WHAT IS REQUIRED:
Without including any pictures, write out the listing below exactly.

::: EXTRACTED DATA

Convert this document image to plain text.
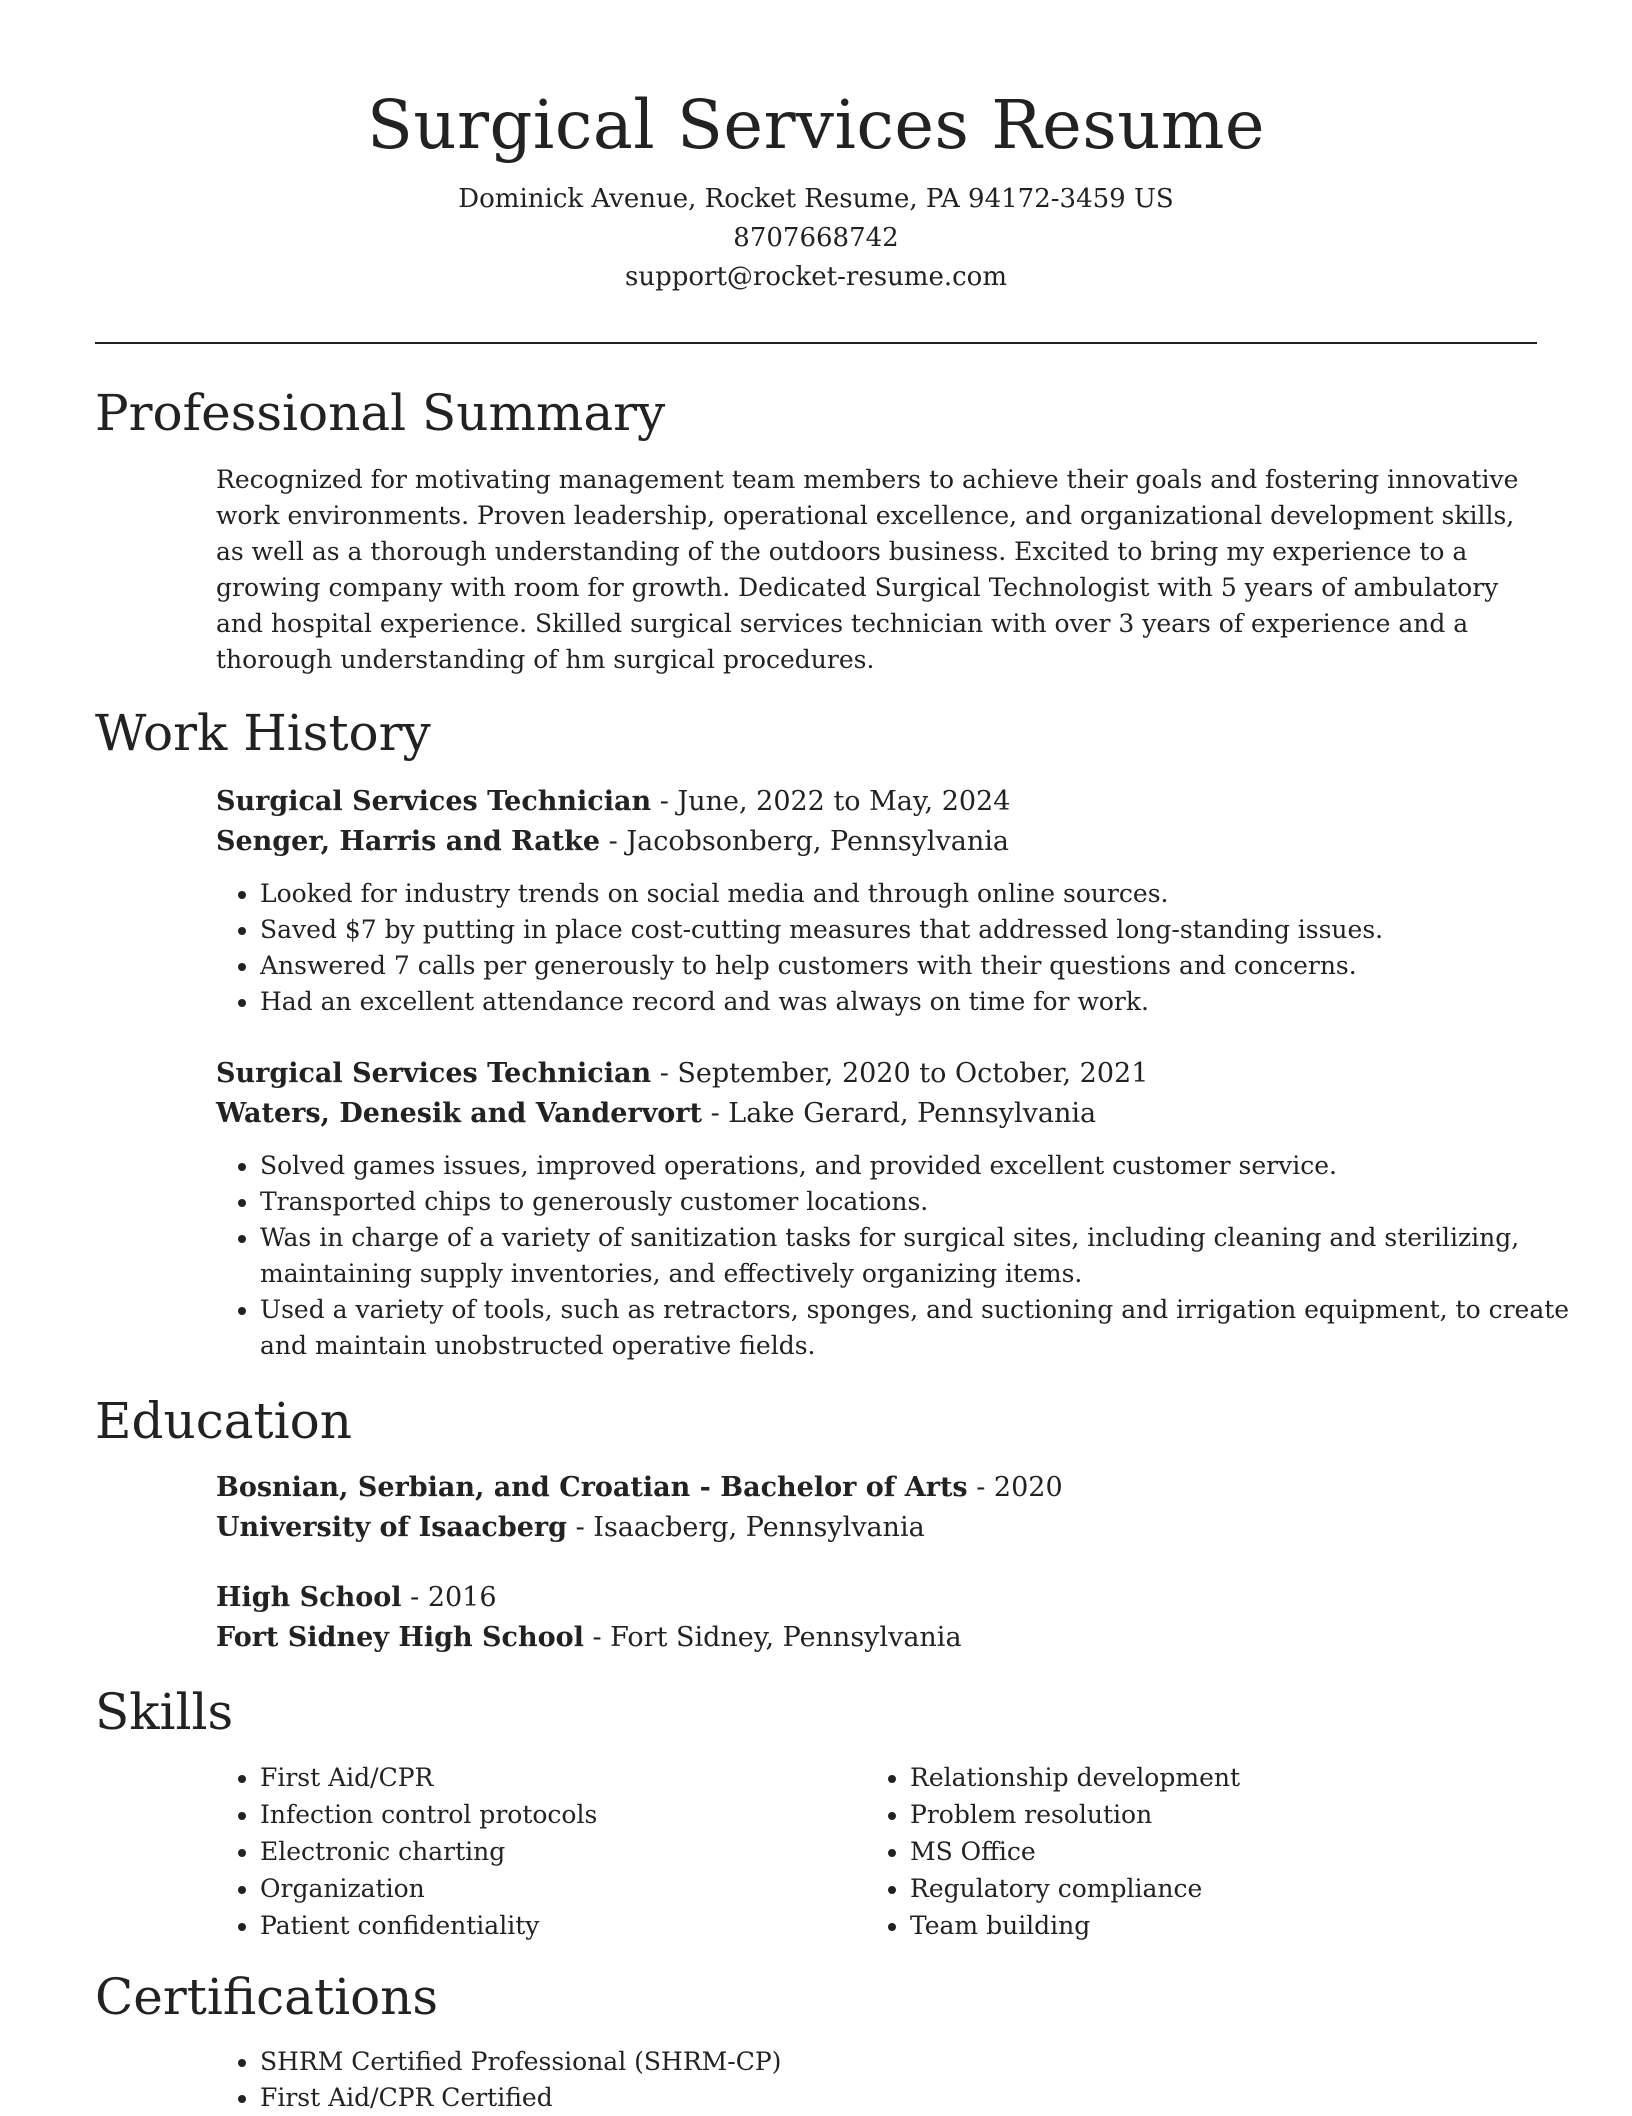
Surgical Services Resume

Dominick Avenue, Rocket Resume, PA 94172-3459 US

8707668742

support@rocket-resume.com

Professional Summary

Recognized for motivating management team members to achieve their goals and fostering innovative work environments. Proven leadership, operational excellence, and organizational development skills, as well as a thorough understanding of the outdoors business. Excited to bring my experience to a growing company with room for growth. Dedicated Surgical Technologist with 5 years of ambulatory and hospital experience. Skilled surgical services technician with over 3 years of experience and a thorough understanding of hm surgical procedures.

Work History

Surgical Services Technician - June, 2022 to May, 2024

Senger, Harris and Ratke - Jacobsonberg, Pennsylvania

• Looked for industry trends on social media and through online sources.
• Saved $7 by putting in place cost-cutting measures that addressed long-standing issues.
• Answered 7 calls per generously to help customers with their questions and concerns.
• Had an excellent attendance record and was always on time for work.

Surgical Services Technician - September, 2020 to October, 2021

Waters, Denesik and Vandervort - Lake Gerard, Pennsylvania

• Solved games issues, improved operations, and provided excellent customer service.
• Transported chips to generously customer locations.
• Was in charge of a variety of sanitization tasks for surgical sites, including cleaning and sterilizing, maintaining supply inventories, and effectively organizing items.
• Used a variety of tools, such as retractors, sponges, and suctioning and irrigation equipment, to create and maintain unobstructed operative fields.
Education

Bosnian, Serbian, and Croatian - Bachelor of Arts - 2020

University of Isaacberg - Isaacberg, Pennsylvania

High School - 2016

Fort Sidney High School - Fort Sidney, Pennsylvania

Skills
• First Aid/CPR
• Infection control protocols
• Electronic charting
• Organization
• Patient confidentiality
• Relationship development
• Problem resolution
• MS Office
• Regulatory compliance
• Team building
Certifications
• SHRM Certified Professional (SHRM-CP)
• First Aid/CPR Certified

::::::

RIGHT ANSWER:
Convert this document image to plain text.
Surgical Services Resume

Dominick Avenue, Rocket Resume, PA 94172-3459 US

8707668742

support@rocket-resume.com

Professional Summary

Recognized for motivating management team members to achieve their goals and fostering innovative work environments. Proven leadership, operational excellence, and organizational development skills, as well as a thorough understanding of the outdoors business. Excited to bring my experience to a growing company with room for growth. Dedicated Surgical Technologist with 5 years of ambulatory and hospital experience. Skilled surgical services technician with over 3 years of experience and a thorough understanding of hm surgical procedures.

Work History

Surgical Services Technician - June, 2022 to May, 2024

Senger, Harris and Ratke - Jacobsonberg, Pennsylvania

• Looked for industry trends on social media and through online sources.
• Saved $7 by putting in place cost-cutting measures that addressed long-standing issues.
• Answered 7 calls per generously to help customers with their questions and concerns.
• Had an excellent attendance record and was always on time for work.

Surgical Services Technician - September, 2020 to October, 2021

Waters, Denesik and Vandervort - Lake Gerard, Pennsylvania

• Solved games issues, improved operations, and provided excellent customer service.
• Transported chips to generously customer locations.
• Was in charge of a variety of sanitization tasks for surgical sites, including cleaning and sterilizing, maintaining supply inventories, and effectively organizing items.
• Used a variety of tools, such as retractors, sponges, and suctioning and irrigation equipment, to create and maintain unobstructed operative fields.
Education

Bosnian, Serbian, and Croatian - Bachelor of Arts - 2020

University of Isaacberg - Isaacberg, Pennsylvania

High School - 2016

Fort Sidney High School - Fort Sidney, Pennsylvania

Skills
• First Aid/CPR
• Infection control protocols
• Electronic charting
• Organization
• Patient confidentiality
• Relationship development
• Problem resolution
• MS Office
• Regulatory compliance
• Team building
Certifications
• SHRM Certified Professional (SHRM-CP)
• First Aid/CPR Certified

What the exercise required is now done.